» **BRIEF**
Please reproduce all of the lines below, word for word and in full.
*** SUPPLIED RECORDS ***
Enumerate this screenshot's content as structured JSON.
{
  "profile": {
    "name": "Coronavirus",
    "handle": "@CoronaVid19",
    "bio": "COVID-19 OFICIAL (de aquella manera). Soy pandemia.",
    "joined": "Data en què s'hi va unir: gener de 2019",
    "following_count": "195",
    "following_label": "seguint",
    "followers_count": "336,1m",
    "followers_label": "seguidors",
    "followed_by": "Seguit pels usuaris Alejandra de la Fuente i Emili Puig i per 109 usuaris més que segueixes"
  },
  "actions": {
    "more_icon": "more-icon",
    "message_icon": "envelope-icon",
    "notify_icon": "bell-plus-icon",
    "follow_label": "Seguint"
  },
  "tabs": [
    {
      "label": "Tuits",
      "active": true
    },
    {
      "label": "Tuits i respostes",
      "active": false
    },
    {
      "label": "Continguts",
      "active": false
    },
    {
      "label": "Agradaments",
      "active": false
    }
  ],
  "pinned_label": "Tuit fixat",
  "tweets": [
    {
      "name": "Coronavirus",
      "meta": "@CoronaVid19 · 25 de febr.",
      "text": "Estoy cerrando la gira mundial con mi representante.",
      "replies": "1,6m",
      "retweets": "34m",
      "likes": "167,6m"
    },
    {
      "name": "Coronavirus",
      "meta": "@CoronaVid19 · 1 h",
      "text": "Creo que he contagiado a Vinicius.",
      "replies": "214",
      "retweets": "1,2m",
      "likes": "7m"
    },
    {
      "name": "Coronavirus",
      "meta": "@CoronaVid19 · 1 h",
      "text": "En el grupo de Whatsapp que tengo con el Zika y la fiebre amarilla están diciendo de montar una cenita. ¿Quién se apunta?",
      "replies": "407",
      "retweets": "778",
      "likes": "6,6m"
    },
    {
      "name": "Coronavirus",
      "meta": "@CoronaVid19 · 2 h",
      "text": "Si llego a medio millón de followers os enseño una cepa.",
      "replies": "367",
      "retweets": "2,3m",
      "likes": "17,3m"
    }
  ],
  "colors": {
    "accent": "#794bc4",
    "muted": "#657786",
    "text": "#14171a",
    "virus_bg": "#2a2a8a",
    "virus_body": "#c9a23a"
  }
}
*** End of SUPPLIED RECORDS ***
» **WRITTEN SOLUTION**
Enumerate this screenshot's content as structured JSON.
{
  "profile": {
    "name": "Coronavirus",
    "handle": "@CoronaVid19",
    "bio": "COVID-19 OFICIAL (de aquella manera). Soy pandemia.",
    "joined": "Data en què s'hi va unir: gener de 2019",
    "following_count": "195",
    "following_label": "seguint",
    "followers_count": "336,1m",
    "followers_label": "seguidors",
    "followed_by": "Seguit pels usuaris Alejandra de la Fuente i Emili Puig i per 109 usuaris més que segueixes"
  },
  "actions": {
    "more_icon": "more-icon",
    "message_icon": "envelope-icon",
    "notify_icon": "bell-plus-icon",
    "follow_label": "Seguint"
  },
  "tabs": [
    {
      "label": "Tuits",
      "active": true
    },
    {
      "label": "Tuits i respostes",
      "active": false
    },
    {
      "label": "Continguts",
      "active": false
    },
    {
      "label": "Agradaments",
      "active": false
    }
  ],
  "pinned_label": "Tuit fixat",
  "tweets": [
    {
      "name": "Coronavirus",
      "meta": "@CoronaVid19 · 25 de febr.",
      "text": "Estoy cerrando la gira mundial con mi representante.",
      "replies": "1,6m",
      "retweets": "34m",
      "likes": "167,6m"
    },
    {
      "name": "Coronavirus",
      "meta": "@CoronaVid19 · 1 h",
      "text": "Creo que he contagiado a Vinicius.",
      "replies": "214",
      "retweets": "1,2m",
      "likes": "7m"
    },
    {
      "name": "Coronavirus",
      "meta": "@CoronaVid19 · 1 h",
      "text": "En el grupo de Whatsapp que tengo con el Zika y la fiebre amarilla están diciendo de montar una cenita. ¿Quién se apunta?",
      "replies": "407",
      "retweets": "778",
      "likes": "6,6m"
    },
    {
      "name": "Coronavirus",
      "meta": "@CoronaVid19 · 2 h",
      "text": "Si llego a medio millón de followers os enseño una cepa.",
      "replies": "367",
      "retweets": "2,3m",
      "likes": "17,3m"
    }
  ],
  "colors": {
    "accent": "#794bc4",
    "muted": "#657786",
    "text": "#14171a",
    "virus_bg": "#2a2a8a",
    "virus_body": "#c9a23a"
  }
}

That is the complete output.